= TASK BRIEF =
Retype the data below without altering anything.
--- begin RECORDS SHOWN ---
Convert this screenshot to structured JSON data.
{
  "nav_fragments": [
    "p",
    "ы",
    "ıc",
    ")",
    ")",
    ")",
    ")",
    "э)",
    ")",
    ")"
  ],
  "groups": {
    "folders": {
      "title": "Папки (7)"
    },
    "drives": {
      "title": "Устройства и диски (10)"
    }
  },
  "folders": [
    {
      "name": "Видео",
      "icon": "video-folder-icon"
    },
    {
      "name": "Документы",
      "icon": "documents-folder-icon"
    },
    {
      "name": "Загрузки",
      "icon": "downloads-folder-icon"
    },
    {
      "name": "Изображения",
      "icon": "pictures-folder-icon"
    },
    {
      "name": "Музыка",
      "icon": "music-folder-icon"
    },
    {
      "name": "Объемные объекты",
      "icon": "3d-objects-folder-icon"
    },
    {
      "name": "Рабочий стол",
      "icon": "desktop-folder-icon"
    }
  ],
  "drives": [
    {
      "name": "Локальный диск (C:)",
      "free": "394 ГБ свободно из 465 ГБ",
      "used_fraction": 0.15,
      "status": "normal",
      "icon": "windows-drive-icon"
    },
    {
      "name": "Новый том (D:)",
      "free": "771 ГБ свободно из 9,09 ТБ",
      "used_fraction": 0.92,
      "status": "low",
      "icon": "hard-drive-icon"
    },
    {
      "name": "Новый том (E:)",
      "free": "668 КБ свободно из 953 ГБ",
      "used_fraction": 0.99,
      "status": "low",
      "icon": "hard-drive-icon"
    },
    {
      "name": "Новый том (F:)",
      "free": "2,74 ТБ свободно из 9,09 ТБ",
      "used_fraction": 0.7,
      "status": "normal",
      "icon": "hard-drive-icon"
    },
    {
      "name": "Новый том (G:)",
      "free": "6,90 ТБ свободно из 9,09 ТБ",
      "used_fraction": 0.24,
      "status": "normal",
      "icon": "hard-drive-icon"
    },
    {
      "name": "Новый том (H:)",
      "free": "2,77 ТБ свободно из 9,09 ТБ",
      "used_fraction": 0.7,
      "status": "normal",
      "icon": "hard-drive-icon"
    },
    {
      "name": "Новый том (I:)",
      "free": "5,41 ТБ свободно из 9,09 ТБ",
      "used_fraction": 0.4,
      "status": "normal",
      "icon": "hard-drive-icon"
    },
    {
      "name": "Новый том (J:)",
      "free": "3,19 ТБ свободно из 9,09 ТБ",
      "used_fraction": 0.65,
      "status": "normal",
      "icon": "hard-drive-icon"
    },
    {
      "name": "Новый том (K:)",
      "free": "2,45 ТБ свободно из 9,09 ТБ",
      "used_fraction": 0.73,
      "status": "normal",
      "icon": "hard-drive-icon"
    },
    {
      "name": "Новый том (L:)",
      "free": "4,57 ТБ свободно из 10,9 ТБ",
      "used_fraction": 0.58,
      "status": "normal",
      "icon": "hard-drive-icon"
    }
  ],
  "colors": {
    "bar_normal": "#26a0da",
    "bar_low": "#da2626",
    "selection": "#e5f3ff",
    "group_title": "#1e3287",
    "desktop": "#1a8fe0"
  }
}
--- end RECORDS SHOWN ---
= EXPECTED OUTPUT =
Convert this screenshot to structured JSON data.
{
  "nav_fragments": [
    "p",
    "ы",
    "ıc",
    ")",
    ")",
    ")",
    ")",
    "э)",
    ")",
    ")"
  ],
  "groups": {
    "folders": {
      "title": "Папки (7)"
    },
    "drives": {
      "title": "Устройства и диски (10)"
    }
  },
  "folders": [
    {
      "name": "Видео",
      "icon": "video-folder-icon"
    },
    {
      "name": "Документы",
      "icon": "documents-folder-icon"
    },
    {
      "name": "Загрузки",
      "icon": "downloads-folder-icon"
    },
    {
      "name": "Изображения",
      "icon": "pictures-folder-icon"
    },
    {
      "name": "Музыка",
      "icon": "music-folder-icon"
    },
    {
      "name": "Объемные объекты",
      "icon": "3d-objects-folder-icon"
    },
    {
      "name": "Рабочий стол",
      "icon": "desktop-folder-icon"
    }
  ],
  "drives": [
    {
      "name": "Локальный диск (C:)",
      "free": "394 ГБ свободно из 465 ГБ",
      "used_fraction": 0.15,
      "status": "normal",
      "icon": "windows-drive-icon"
    },
    {
      "name": "Новый том (D:)",
      "free": "771 ГБ свободно из 9,09 ТБ",
      "used_fraction": 0.92,
      "status": "low",
      "icon": "hard-drive-icon"
    },
    {
      "name": "Новый том (E:)",
      "free": "668 КБ свободно из 953 ГБ",
      "used_fraction": 0.99,
      "status": "low",
      "icon": "hard-drive-icon"
    },
    {
      "name": "Новый том (F:)",
      "free": "2,74 ТБ свободно из 9,09 ТБ",
      "used_fraction": 0.7,
      "status": "normal",
      "icon": "hard-drive-icon"
    },
    {
      "name": "Новый том (G:)",
      "free": "6,90 ТБ свободно из 9,09 ТБ",
      "used_fraction": 0.24,
      "status": "normal",
      "icon": "hard-drive-icon"
    },
    {
      "name": "Новый том (H:)",
      "free": "2,77 ТБ свободно из 9,09 ТБ",
      "used_fraction": 0.7,
      "status": "normal",
      "icon": "hard-drive-icon"
    },
    {
      "name": "Новый том (I:)",
      "free": "5,41 ТБ свободно из 9,09 ТБ",
      "used_fraction": 0.4,
      "status": "normal",
      "icon": "hard-drive-icon"
    },
    {
      "name": "Новый том (J:)",
      "free": "3,19 ТБ свободно из 9,09 ТБ",
      "used_fraction": 0.65,
      "status": "normal",
      "icon": "hard-drive-icon"
    },
    {
      "name": "Новый том (K:)",
      "free": "2,45 ТБ свободно из 9,09 ТБ",
      "used_fraction": 0.73,
      "status": "normal",
      "icon": "hard-drive-icon"
    },
    {
      "name": "Новый том (L:)",
      "free": "4,57 ТБ свободно из 10,9 ТБ",
      "used_fraction": 0.58,
      "status": "normal",
      "icon": "hard-drive-icon"
    }
  ],
  "colors": {
    "bar_normal": "#26a0da",
    "bar_low": "#da2626",
    "selection": "#e5f3ff",
    "group_title": "#1e3287",
    "desktop": "#1a8fe0"
  }
}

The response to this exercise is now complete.